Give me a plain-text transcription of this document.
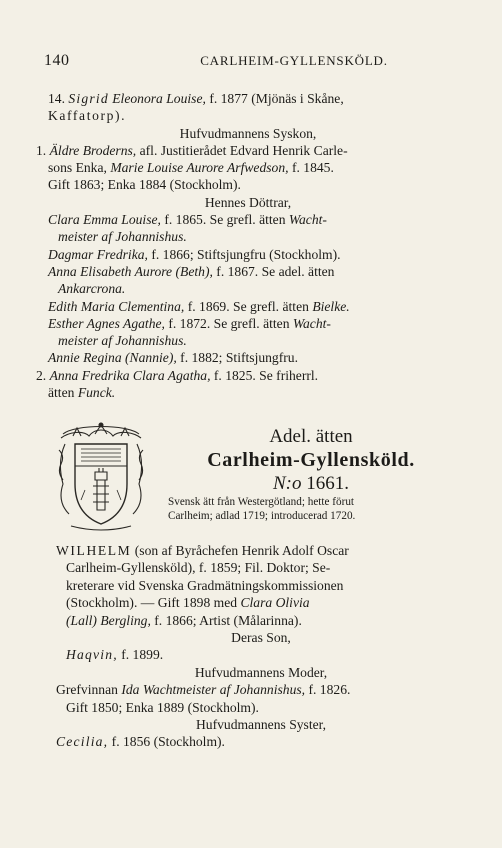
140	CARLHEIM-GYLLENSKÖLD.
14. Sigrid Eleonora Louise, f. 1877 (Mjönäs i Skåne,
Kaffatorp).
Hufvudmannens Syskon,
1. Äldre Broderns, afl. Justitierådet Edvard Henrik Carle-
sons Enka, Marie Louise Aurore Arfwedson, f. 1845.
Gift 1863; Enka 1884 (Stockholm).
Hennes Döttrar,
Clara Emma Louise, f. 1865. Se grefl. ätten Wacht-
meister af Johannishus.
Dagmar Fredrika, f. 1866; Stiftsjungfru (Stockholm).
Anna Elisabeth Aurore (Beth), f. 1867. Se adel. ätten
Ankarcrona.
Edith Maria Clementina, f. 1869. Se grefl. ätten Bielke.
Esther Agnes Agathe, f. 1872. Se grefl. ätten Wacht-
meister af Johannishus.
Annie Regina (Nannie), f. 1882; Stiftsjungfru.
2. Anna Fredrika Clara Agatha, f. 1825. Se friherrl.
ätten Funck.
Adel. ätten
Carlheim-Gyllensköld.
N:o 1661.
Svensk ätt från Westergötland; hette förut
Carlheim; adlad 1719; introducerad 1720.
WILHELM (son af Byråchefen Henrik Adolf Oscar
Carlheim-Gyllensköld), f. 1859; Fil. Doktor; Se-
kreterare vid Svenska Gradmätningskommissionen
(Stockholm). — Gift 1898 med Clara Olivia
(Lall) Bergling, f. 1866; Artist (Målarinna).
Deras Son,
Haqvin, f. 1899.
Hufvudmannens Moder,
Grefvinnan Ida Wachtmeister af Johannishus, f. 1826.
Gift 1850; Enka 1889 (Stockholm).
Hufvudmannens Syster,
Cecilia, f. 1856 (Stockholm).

Set exercise
Look through the entries above; copy every line holding the string "Fredrika".

Written answer
Dagmar Fredrika, f. 1866; Stiftsjungfru (Stockholm).
2. Anna Fredrika Clara Agatha, f. 1825. Se friherrl.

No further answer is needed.